▶ **Required work**:
**1)** Answer these questions from the text on advisor firm economics:
(a) What payout range do advisors get at traditional firms?
(b) How much cash does HighTower's partnership model offer advisors who join?
(c) What payout do IBD advisors generally start at?
**2)** Transcribe part of the text on advisor firm economics. Begin at the words "When the Economics" and stop after "of their note.".

With so many independent models launched over the last several years, these advisors can now get the business ownership they seek along with the ability to monetize their businesses. But the economics of an advisor’s business can vary from firm to firm. Here’s how they stack up.

Traditional Firms

At traditional wirehouse firms and regionals, many advisors who are in growth mode, predominantly fee-based and with a clean compliance record, are seeing deals ranging from 150 percent to 350 percent of trailing 12-months production. These packages are attached to seven to nine-year forgivable loans with up to 150 percent of the total deal being paid upfront. Meanwhile, payouts range from 30-48 percent of the revenues generated. But unless an advisor is in major growth mode, some feel it is impossible to actually earn the full package. 

Quasi-Independent

Advisors who are independent-minded but don’t necessarily have the desire to open their own firms, now have options. At HighTower Advisors, for example, advisors have employee status, the ability to leverage a fully built-out infrastructure, and a payout that resembles a wirehouse. Advisors who join HighTower’s partnership model are offered cash in the range of 70-100 percent of trailing 12 months revenue (on a nine-year forgivable loan) and equal amounts of equity in the firm. The bet for these recruits is that in return for significantly less cash upfront, the equity they are granted will be worth multiples more over time than traditional wirehouse packages over time. (Note: HighTower has recently launched two new models – HighTower Alliance and HighTower Network that allow advisors who want to be fully independent – not employees of the HighTower partnership – to leverage the firm’s infrastructure, support and brand without being offered any cash or equity in the transition.)

Fully Independent

For the advisor who feels restricted as an employee, has a vision to launch his own brand and wants to build an enterprise of lasting value, an independent broker/dealer or an RIA/hybrid is the route to go. RIA firms that pass transaction costs onto clients keep all of the revenue earned from client fees (about 65 percent after expenses). IBD advisors generally start at a 90 percent payout and net approximately 55 percent after expenses. Although some IBDs offer transition dollars, these advisors are foregoing the short term reward of much more transition money for superior take home economics and their equity in the business. As established entrepreneurs, they can sell their independent businesses on the open market for anywhere between three to seven times EBITDA (Earnings Before Interest, Taxes, Depreciation and Amortization) for those with less than $500 million in AUM and seven to nine times EBITDA for those with more than $500 million.

When the Economics Don’t Make Sense

Take the example of Frank’s team: the corner office business in their market, working for a wirehouse in the Southeast for the last five years. With annual revenue in excess of $7 million and over $1 billion in client assets, Frank and his partner Barbara, have come to realize that they rushed the due diligence process prior to joining; there are many things they originally thought they could do easily for clients that, in fact, they can’t. Further, they cannot market themselves with their distinct brand, are facing increasing bureaucracy, inefficiencies and complaints about technology. Given these conditions, they determined that they owed it to themselves and their clients to find an alternative solution, keeping in mind that they would owe almost $5 million back to the firm—the unforgiven portion of their note.

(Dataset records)
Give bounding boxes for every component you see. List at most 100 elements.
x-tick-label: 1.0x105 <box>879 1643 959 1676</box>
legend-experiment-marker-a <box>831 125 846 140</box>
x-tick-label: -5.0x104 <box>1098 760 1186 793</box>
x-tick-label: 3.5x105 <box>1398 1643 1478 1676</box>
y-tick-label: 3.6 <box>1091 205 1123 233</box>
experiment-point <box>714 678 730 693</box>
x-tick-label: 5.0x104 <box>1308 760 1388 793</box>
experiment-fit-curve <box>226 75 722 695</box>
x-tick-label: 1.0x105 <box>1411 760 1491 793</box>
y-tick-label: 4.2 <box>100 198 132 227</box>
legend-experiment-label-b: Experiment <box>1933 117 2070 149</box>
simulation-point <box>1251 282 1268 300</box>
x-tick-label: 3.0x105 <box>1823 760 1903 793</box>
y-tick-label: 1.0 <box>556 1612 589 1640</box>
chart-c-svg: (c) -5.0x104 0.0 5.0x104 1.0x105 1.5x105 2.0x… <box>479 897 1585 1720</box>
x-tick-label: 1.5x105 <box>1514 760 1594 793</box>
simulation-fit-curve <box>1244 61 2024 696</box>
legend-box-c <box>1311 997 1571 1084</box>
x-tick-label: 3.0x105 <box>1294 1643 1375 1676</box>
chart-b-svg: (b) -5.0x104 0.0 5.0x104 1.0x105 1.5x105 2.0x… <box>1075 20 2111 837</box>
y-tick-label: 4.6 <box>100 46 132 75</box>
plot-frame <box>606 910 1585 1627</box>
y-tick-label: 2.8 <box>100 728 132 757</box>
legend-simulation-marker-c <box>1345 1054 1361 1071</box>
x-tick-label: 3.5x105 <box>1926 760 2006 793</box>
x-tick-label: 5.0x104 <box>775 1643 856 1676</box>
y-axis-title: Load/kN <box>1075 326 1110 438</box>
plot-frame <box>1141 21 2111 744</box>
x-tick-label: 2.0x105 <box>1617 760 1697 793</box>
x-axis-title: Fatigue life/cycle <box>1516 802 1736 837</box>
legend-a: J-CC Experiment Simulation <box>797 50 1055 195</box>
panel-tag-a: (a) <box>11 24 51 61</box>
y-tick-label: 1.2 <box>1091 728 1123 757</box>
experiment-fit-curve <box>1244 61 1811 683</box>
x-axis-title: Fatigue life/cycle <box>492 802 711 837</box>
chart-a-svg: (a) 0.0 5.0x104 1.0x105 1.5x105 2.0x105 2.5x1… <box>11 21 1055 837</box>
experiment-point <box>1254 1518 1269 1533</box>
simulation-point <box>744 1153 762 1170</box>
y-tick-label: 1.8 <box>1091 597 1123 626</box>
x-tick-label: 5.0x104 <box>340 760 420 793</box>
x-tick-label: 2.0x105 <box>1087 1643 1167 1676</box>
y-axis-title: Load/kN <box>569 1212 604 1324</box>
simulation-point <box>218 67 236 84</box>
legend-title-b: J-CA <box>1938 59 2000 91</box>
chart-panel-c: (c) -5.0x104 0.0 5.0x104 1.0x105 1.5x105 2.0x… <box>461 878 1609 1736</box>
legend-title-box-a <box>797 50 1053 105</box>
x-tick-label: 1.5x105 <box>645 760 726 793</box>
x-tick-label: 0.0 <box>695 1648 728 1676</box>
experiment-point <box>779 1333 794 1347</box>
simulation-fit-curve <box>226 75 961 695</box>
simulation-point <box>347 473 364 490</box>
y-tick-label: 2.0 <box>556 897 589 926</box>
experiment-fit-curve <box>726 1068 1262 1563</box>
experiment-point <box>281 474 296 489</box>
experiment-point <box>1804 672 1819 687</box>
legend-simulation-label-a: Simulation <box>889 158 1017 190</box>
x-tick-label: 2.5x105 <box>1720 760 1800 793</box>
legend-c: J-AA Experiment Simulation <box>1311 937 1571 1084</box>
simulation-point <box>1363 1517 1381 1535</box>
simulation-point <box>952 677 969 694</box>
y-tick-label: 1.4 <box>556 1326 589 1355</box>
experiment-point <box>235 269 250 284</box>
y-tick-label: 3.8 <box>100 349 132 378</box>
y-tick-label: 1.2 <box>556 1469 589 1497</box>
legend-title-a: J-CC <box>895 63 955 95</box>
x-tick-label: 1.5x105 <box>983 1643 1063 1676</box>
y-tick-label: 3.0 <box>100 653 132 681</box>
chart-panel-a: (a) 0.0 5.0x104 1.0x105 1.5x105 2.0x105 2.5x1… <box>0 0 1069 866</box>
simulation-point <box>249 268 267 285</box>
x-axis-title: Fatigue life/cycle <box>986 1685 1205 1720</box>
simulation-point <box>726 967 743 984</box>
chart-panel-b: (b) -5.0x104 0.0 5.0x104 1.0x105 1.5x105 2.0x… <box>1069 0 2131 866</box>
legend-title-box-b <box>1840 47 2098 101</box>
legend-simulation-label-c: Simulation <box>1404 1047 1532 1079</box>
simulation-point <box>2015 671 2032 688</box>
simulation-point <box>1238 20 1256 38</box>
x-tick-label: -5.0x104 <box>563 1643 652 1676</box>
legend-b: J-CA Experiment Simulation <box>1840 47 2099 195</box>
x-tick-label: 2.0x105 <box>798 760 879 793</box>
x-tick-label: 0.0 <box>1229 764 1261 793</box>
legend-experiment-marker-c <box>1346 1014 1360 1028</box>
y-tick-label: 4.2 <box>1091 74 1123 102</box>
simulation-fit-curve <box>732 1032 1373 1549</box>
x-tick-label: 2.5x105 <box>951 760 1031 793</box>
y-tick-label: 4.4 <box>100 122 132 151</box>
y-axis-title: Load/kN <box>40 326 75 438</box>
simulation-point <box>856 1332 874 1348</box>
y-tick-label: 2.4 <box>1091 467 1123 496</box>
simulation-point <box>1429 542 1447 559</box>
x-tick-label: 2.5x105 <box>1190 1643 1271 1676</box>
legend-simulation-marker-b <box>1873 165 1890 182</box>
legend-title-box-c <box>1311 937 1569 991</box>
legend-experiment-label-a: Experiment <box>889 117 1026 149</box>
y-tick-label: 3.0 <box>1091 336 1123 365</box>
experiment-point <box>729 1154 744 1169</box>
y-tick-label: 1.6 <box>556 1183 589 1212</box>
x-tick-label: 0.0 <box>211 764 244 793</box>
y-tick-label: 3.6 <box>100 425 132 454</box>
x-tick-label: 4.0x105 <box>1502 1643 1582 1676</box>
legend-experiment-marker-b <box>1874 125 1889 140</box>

▶ **Solutions per task**:
**1)**
(a) 30-48 percent of the revenues generated.
(b) Cash of 70-100 percent of trailing 12 months revenue, on a nine-year forgivable loan.
(c) A 90 percent payout.

**2)**
When the Economics Don’t Make Sense

Take the example of Frank’s team: the corner office business in their market, working for a wirehouse in the Southeast for the last five years. With annual revenue in excess of $7 million and over $1 billion in client assets, Frank and his partner Barbara, have come to realize that they rushed the due diligence process prior to joining; there are many things they originally thought they could do easily for clients that, in fact, they can’t. Further, they cannot market themselves with their distinct brand, are facing increasing bureaucracy, inefficiencies and complaints about technology. Given these conditions, they determined that they owed it to themselves and their clients to find an alternative solution, keeping in mind that they would owe almost $5 million back to the firm—the unforgiven portion of their note.